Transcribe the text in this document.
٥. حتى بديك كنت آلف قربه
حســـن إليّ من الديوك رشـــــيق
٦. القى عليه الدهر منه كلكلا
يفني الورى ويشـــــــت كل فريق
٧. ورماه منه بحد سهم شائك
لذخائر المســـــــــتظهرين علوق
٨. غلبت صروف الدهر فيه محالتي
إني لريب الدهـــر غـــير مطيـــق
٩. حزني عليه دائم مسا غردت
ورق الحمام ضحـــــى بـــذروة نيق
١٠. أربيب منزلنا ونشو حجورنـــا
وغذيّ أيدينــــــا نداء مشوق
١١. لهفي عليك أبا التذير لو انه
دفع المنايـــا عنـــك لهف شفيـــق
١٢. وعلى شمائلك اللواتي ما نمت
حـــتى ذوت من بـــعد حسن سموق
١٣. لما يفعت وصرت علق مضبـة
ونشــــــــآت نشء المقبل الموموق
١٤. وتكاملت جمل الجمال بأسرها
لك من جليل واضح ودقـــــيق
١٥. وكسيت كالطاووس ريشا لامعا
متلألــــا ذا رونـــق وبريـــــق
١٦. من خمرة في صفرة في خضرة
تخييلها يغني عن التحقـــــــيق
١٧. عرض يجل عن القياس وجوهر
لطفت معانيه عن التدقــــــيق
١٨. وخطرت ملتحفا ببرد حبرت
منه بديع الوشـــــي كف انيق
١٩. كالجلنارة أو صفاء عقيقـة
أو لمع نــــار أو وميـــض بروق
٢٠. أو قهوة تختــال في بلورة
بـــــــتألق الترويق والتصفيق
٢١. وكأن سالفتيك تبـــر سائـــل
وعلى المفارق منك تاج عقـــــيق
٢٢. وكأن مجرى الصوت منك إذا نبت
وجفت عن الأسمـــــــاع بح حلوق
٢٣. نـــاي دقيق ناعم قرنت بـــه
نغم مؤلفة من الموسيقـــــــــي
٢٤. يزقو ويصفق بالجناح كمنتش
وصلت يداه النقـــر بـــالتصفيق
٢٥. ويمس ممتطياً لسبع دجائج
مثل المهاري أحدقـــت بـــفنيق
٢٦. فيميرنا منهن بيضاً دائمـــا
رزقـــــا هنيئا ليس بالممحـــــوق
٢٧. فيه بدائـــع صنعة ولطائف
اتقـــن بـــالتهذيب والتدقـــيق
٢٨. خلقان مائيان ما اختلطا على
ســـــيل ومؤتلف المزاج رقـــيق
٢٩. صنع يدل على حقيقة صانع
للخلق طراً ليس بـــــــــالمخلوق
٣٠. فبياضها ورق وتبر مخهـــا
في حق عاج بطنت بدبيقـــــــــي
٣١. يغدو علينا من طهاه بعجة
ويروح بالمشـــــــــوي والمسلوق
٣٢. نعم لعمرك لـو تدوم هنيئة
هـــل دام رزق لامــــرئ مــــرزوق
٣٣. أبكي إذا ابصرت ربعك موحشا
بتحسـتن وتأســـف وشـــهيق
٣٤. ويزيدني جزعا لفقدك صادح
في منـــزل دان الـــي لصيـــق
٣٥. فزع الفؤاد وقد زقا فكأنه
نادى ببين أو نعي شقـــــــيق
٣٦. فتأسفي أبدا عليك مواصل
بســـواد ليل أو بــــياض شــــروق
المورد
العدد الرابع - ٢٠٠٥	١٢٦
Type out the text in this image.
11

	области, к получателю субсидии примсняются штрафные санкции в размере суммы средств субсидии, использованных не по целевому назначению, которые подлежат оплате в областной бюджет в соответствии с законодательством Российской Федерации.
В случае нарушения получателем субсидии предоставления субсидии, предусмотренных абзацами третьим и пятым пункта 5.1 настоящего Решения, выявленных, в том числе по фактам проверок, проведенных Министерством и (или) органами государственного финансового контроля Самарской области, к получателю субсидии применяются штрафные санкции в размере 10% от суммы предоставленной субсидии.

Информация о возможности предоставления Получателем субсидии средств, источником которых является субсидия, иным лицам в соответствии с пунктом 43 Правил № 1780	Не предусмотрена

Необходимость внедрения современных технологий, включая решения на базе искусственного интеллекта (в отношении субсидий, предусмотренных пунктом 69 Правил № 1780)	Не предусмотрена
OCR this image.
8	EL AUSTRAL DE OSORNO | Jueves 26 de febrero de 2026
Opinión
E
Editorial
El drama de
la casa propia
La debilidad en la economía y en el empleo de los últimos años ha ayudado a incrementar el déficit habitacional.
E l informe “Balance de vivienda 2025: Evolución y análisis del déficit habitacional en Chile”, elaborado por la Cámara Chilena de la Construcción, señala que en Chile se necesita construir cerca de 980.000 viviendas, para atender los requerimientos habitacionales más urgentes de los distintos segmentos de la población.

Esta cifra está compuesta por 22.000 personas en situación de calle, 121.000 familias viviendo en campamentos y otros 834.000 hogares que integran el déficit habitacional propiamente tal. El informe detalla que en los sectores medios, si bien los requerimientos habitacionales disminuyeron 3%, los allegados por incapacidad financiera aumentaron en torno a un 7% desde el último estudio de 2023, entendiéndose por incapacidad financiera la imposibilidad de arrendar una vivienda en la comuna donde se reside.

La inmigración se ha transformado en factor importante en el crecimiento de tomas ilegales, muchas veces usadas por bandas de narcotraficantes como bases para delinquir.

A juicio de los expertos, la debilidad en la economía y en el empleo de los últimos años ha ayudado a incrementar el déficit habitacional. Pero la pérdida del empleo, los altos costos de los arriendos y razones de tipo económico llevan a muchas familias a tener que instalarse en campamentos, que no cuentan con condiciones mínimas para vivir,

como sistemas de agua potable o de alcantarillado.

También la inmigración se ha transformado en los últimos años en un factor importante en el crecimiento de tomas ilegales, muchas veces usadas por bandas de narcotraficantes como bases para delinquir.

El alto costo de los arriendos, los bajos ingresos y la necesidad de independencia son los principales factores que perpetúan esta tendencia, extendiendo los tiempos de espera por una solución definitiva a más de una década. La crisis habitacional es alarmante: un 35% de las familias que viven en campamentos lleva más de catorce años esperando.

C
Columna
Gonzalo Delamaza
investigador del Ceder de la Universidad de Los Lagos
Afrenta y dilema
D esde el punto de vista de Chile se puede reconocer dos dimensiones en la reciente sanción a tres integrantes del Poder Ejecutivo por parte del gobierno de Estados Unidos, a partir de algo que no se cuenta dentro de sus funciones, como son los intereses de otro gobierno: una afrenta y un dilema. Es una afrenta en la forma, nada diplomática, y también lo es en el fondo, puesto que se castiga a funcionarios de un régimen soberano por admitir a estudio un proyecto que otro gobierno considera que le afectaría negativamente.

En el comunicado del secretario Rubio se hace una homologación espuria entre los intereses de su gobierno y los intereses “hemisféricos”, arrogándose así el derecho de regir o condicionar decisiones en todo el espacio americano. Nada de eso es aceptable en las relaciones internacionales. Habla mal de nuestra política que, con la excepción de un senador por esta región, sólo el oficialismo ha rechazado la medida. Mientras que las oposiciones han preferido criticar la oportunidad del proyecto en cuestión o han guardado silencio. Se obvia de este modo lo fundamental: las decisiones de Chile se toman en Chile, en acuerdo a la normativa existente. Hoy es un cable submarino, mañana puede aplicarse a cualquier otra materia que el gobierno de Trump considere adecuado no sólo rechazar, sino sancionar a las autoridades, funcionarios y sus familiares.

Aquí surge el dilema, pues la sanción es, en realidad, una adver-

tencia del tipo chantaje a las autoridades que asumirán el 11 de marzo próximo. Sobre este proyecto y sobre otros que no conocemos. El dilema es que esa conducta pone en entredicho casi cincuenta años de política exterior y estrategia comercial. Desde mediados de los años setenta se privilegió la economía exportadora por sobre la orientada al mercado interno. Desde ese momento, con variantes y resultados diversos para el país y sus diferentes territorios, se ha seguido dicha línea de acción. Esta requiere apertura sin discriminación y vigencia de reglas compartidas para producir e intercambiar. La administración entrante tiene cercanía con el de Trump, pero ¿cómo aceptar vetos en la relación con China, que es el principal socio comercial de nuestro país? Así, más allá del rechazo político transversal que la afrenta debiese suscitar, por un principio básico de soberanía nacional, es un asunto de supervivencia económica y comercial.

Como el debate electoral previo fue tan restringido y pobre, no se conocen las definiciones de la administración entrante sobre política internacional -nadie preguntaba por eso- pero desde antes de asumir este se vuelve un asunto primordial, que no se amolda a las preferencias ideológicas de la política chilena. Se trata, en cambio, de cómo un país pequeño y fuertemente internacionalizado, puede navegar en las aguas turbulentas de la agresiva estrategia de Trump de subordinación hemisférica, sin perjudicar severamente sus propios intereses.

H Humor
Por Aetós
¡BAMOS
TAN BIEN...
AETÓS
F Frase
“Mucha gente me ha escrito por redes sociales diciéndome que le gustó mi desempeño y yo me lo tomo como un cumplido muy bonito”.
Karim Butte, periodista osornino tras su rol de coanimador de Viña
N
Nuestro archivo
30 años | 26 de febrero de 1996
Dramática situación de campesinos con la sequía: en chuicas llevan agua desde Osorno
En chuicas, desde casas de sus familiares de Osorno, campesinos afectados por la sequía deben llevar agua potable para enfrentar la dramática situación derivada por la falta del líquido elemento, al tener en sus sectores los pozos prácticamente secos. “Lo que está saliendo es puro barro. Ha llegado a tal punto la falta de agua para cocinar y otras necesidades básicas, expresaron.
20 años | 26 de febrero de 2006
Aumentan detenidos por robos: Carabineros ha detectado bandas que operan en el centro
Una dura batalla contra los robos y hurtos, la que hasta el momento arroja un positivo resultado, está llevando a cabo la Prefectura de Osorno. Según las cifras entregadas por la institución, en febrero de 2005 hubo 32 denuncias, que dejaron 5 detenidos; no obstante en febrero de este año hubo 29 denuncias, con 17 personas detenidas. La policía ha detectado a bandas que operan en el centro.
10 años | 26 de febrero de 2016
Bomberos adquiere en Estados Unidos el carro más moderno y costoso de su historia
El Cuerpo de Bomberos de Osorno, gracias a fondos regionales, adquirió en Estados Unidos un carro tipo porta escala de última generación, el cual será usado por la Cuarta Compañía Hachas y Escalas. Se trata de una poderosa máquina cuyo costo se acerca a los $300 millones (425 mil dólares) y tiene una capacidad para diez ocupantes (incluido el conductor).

* [Exercise brief]
Your answer should be a single number: the count of lines in the listing that contain the word "tomas".

* [Response to this task]
2